→ **What to produce**
Images are excluded; otherwise, output every record exactly.

→ **Data section**
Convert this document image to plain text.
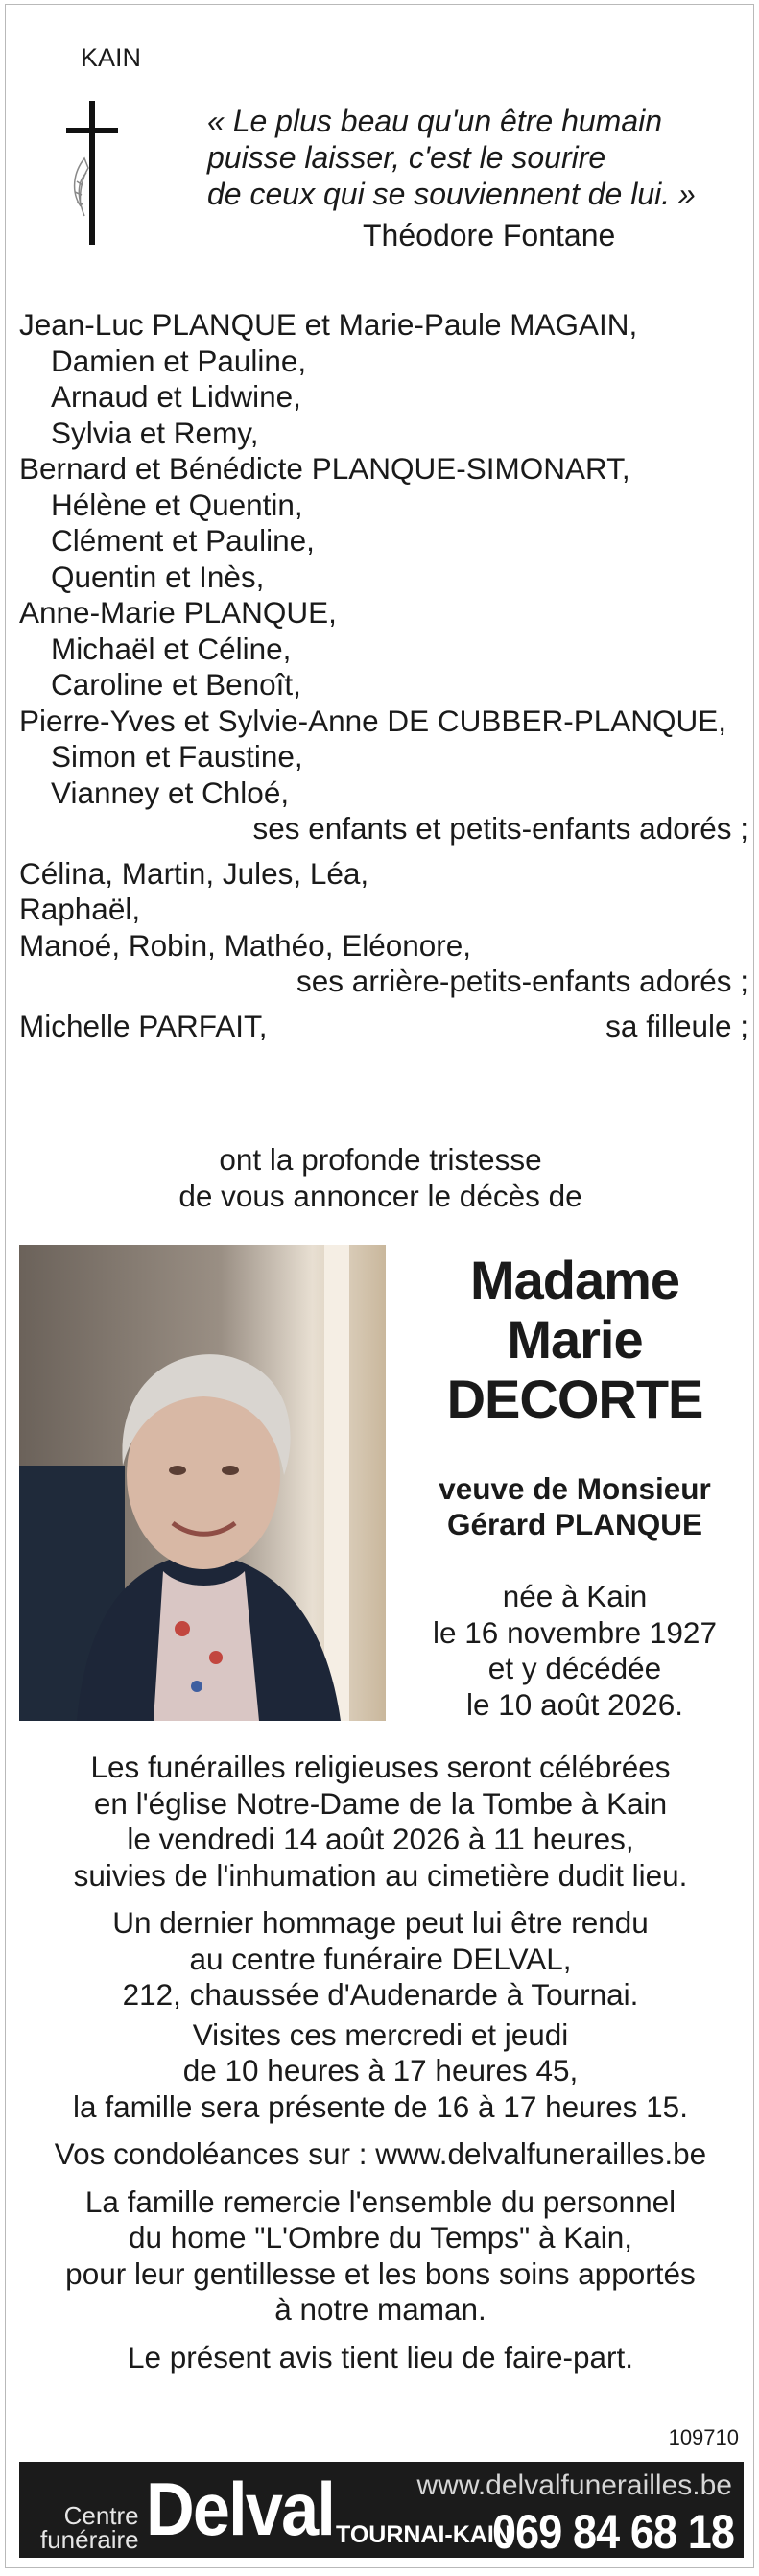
KAIN
« Le plus beau qu'un être humain
puisse laisser, c'est le sourire
de ceux qui se souviennent de lui. »
Théodore Fontane
Jean-Luc PLANQUE et Marie-Paule MAGAIN,
Damien et Pauline,
Arnaud et Lidwine,
Sylvia et Remy,
Bernard et Bénédicte PLANQUE-SIMONART,
Hélène et Quentin,
Clément et Pauline,
Quentin et Inès,
Anne-Marie PLANQUE,
Michaël et Céline,
Caroline et Benoît,
Pierre-Yves et Sylvie-Anne DE CUBBER-PLANQUE,
Simon et Faustine,
Vianney et Chloé,
ses enfants et petits-enfants adorés ;
Célina, Martin, Jules, Léa,
Raphaël,
Manoé, Robin, Mathéo, Eléonore,
ses arrière-petits-enfants adorés ;
Michelle PARFAIT,	sa filleule ;
ont la profonde tristesse
de vous annoncer le décès de
Madame
Marie
DECORTE
veuve de Monsieur
Gérard PLANQUE
née à Kain
le 16 novembre 1927
et y décédée
le 10 août 2026.
Les funérailles religieuses seront célébrées
en l'église Notre-Dame de la Tombe à Kain
le vendredi 14 août 2026 à 11 heures,
suivies de l'inhumation au cimetière dudit lieu.
Un dernier hommage peut lui être rendu
au centre funéraire DELVAL,
212, chaussée d'Audenarde à Tournai.
Visites ces mercredi et jeudi
de 10 heures à 17 heures 45,
la famille sera présente de 16 à 17 heures 15.
Vos condoléances sur : www.delvalfunerailles.be
La famille remercie l'ensemble du personnel
du home "L'Ombre du Temps" à Kain,
pour leur gentillesse et les bons soins apportés
à notre maman.
Le présent avis tient lieu de faire-part.
109710
Centre
funéraire Delval	www.delvalfunerailles.be
TOURNAI-KAIN
069 84 68 18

→ **Answer to this problem**
Convert this document image to plain text.
KAIN
« Le plus beau qu'un être humain
puisse laisser, c'est le sourire
de ceux qui se souviennent de lui. »
Théodore Fontane
Jean-Luc PLANQUE et Marie-Paule MAGAIN,
Damien et Pauline,
Arnaud et Lidwine,
Sylvia et Remy,
Bernard et Bénédicte PLANQUE-SIMONART,
Hélène et Quentin,
Clément et Pauline,
Quentin et Inès,
Anne-Marie PLANQUE,
Michaël et Céline,
Caroline et Benoît,
Pierre-Yves et Sylvie-Anne DE CUBBER-PLANQUE,
Simon et Faustine,
Vianney et Chloé,
ses enfants et petits-enfants adorés ;
Célina, Martin, Jules, Léa,
Raphaël,
Manoé, Robin, Mathéo, Eléonore,
ses arrière-petits-enfants adorés ;
Michelle PARFAIT,	sa filleule ;
ont la profonde tristesse
de vous annoncer le décès de
Madame
Marie
DECORTE
veuve de Monsieur
Gérard PLANQUE
née à Kain
le 16 novembre 1927
et y décédée
le 10 août 2026.
Les funérailles religieuses seront célébrées
en l'église Notre-Dame de la Tombe à Kain
le vendredi 14 août 2026 à 11 heures,
suivies de l'inhumation au cimetière dudit lieu.
Un dernier hommage peut lui être rendu
au centre funéraire DELVAL,
212, chaussée d'Audenarde à Tournai.
Visites ces mercredi et jeudi
de 10 heures à 17 heures 45,
la famille sera présente de 16 à 17 heures 15.
Vos condoléances sur : www.delvalfunerailles.be
La famille remercie l'ensemble du personnel
du home "L'Ombre du Temps" à Kain,
pour leur gentillesse et les bons soins apportés
à notre maman.
Le présent avis tient lieu de faire-part.
109710
Centre
funéraire Delval	www.delvalfunerailles.be
TOURNAI-KAIN
069 84 68 18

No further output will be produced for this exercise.